Check each line of the material. Copy those containing "kako".
____________________
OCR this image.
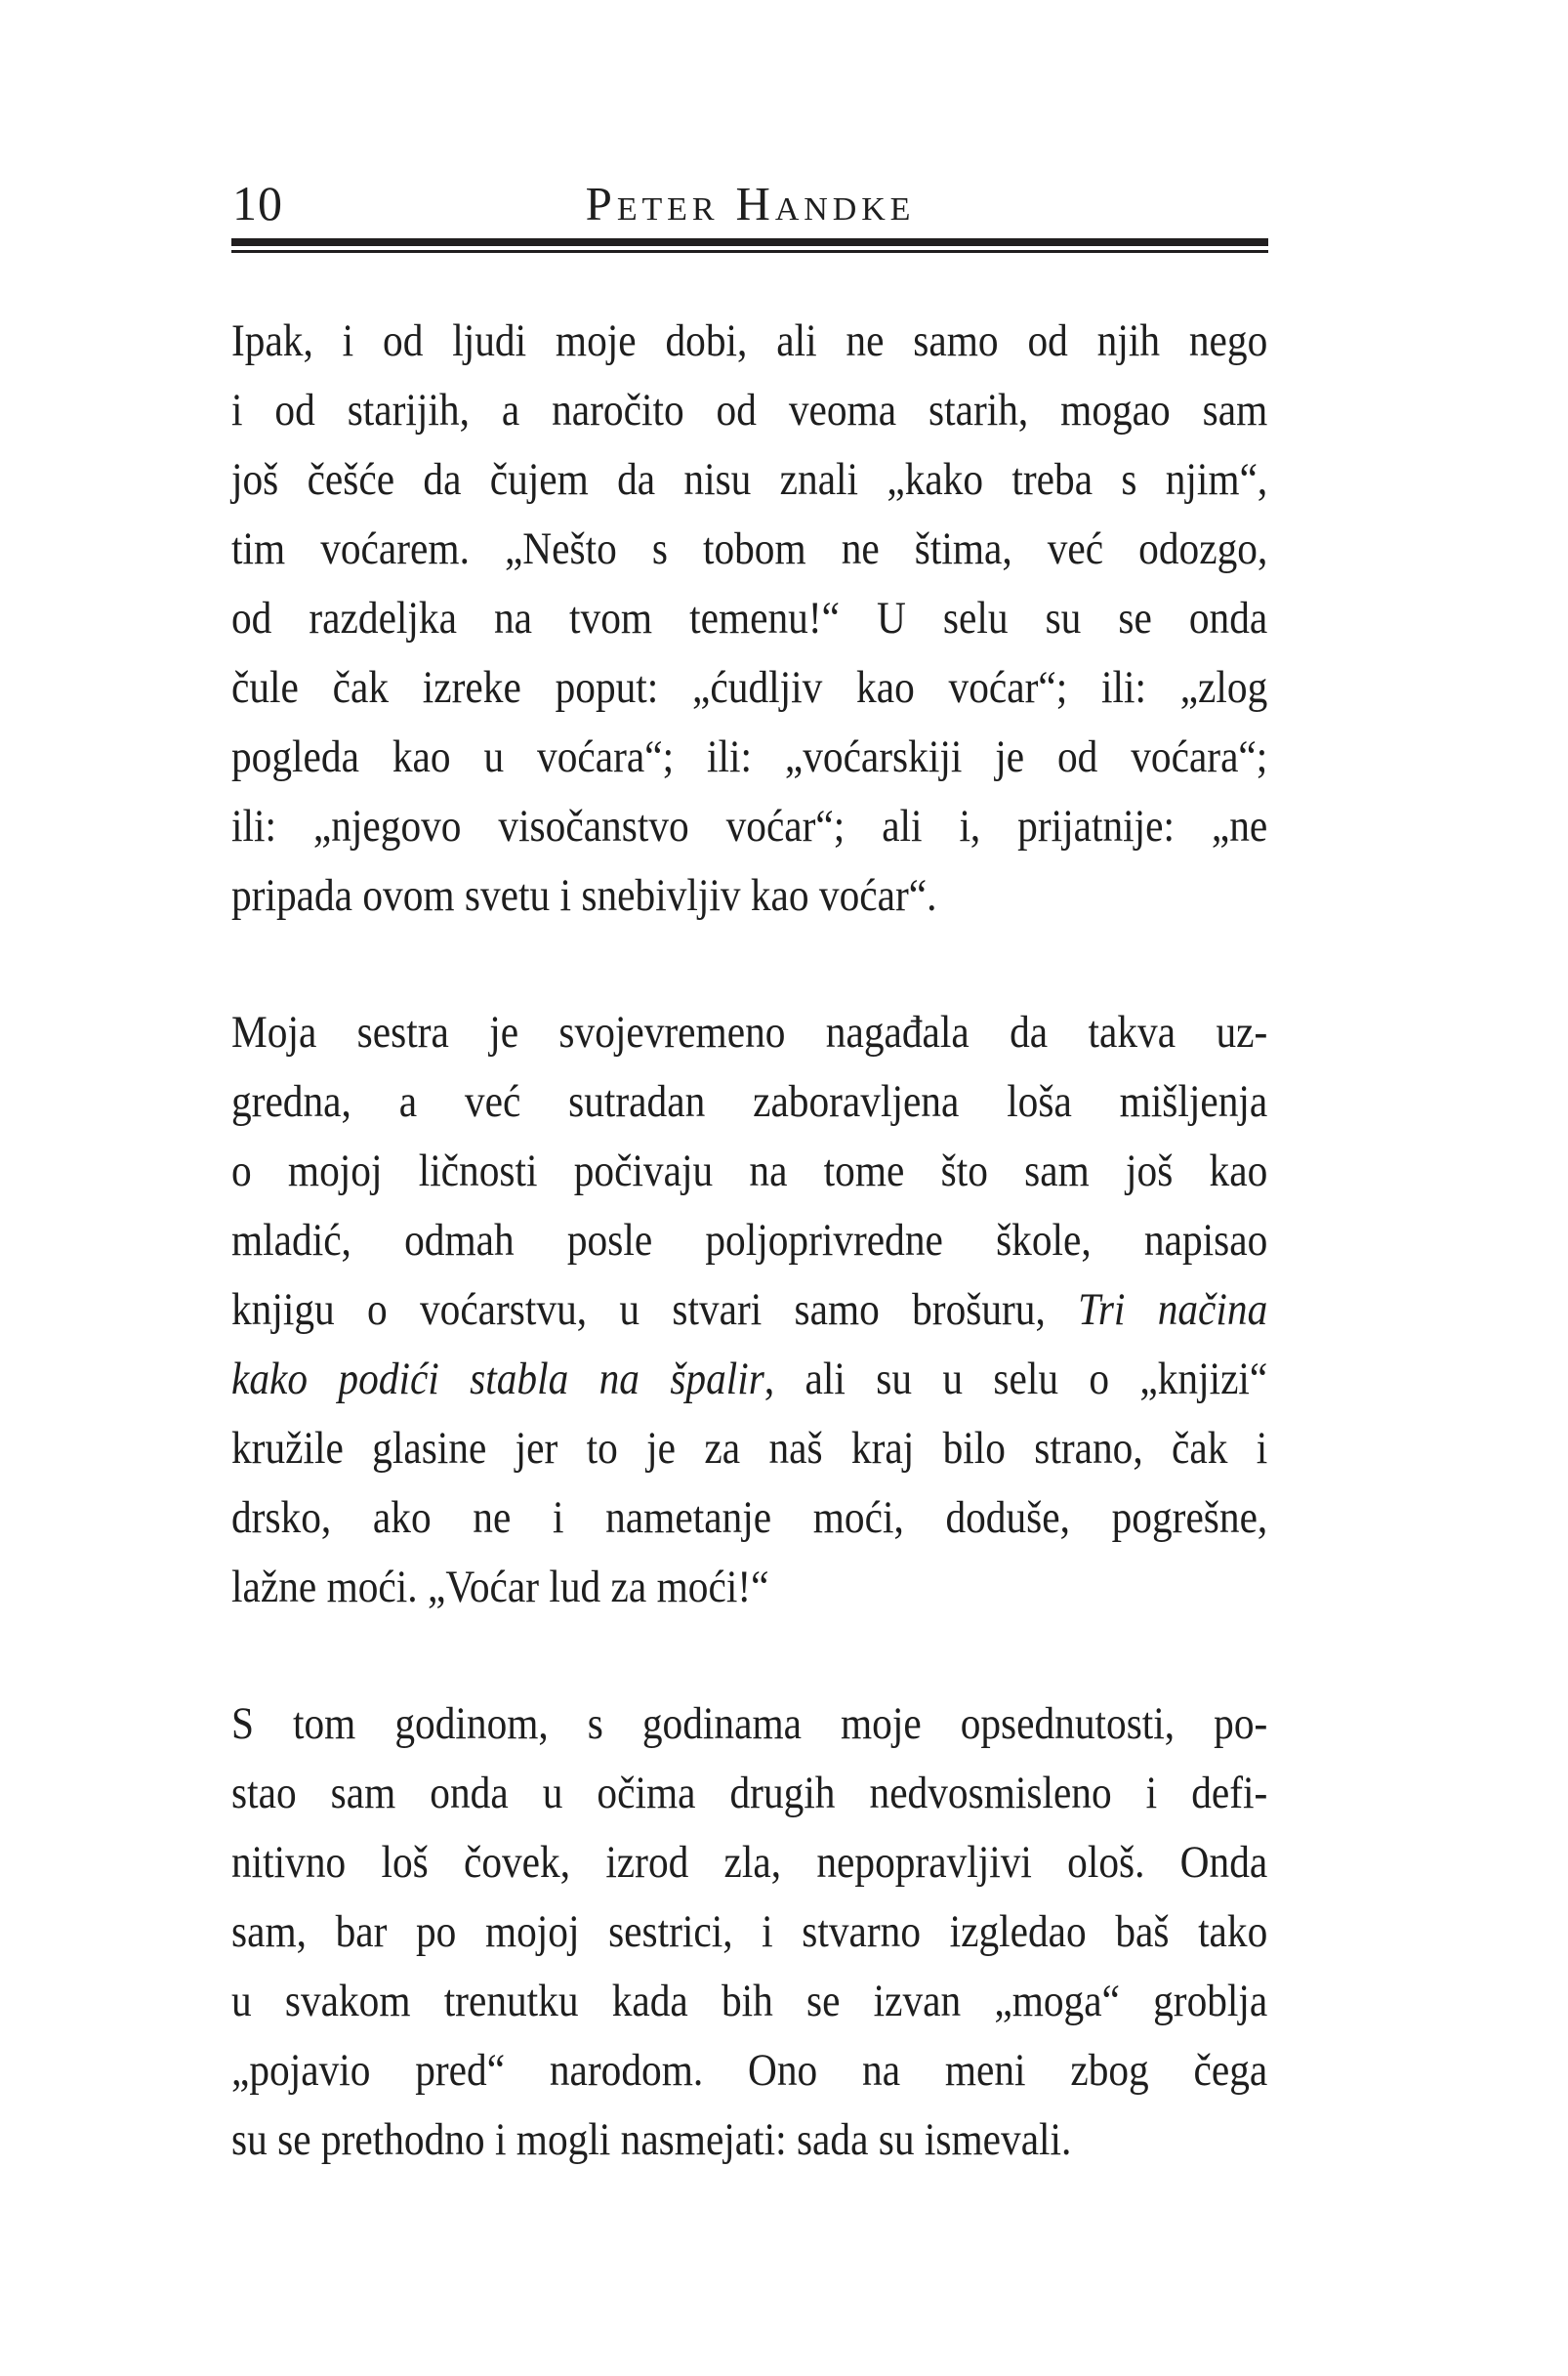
10	Peter Handke
Ipak, i od ljudi moje dobi, ali ne samo od njih nego
i od starijih, a naročito od veoma starih, mogao sam
još češće da čujem da nisu znali „kako treba s njim“,
tim voćarem. „Nešto s tobom ne štima, već odozgo,
od razdeljka na tvom temenu!“ U selu su se onda
čule čak izreke poput: „ćudljiv kao voćar“; ili: „zlog
pogleda kao u voćara“; ili: „voćarskiji je od voćara“;
ili: „njegovo visočanstvo voćar“; ali i, prijatnije: „ne
pripada ovom svetu i snebivljiv kao voćar“.
Moja sestra je svojevremeno nagađala da takva uz-
gredna, a već sutradan zaboravljena loša mišljenja
o mojoj ličnosti počivaju na tome što sam još kao
mladić, odmah posle poljoprivredne škole, napisao
knjigu o voćarstvu, u stvari samo brošuru, Tri načina
kako podići stabla na špalir, ali su u selu o „knjizi“
kružile glasine jer to je za naš kraj bilo strano, čak i
drsko, ako ne i nametanje moći, doduše, pogrešne,
lažne moći. „Voćar lud za moći!“
S tom godinom, s godinama moje opsednutosti, po-
stao sam onda u očima drugih nedvosmisleno i defi-
nitivno loš čovek, izrod zla, nepopravljivi ološ. Onda
sam, bar po mojoj sestrici, i stvarno izgledao baš tako
u svakom trenutku kada bih se izvan „moga“ groblja
„pojavio pred“ narodom. Ono na meni zbog čega
su se prethodno i mogli nasmejati: sada su ismevali.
____________________
* _ANSWER_
još češće da čujem da nisu znali „kako treba s njim“,
kako podići stabla na špalir, ali su u selu o „knjizi“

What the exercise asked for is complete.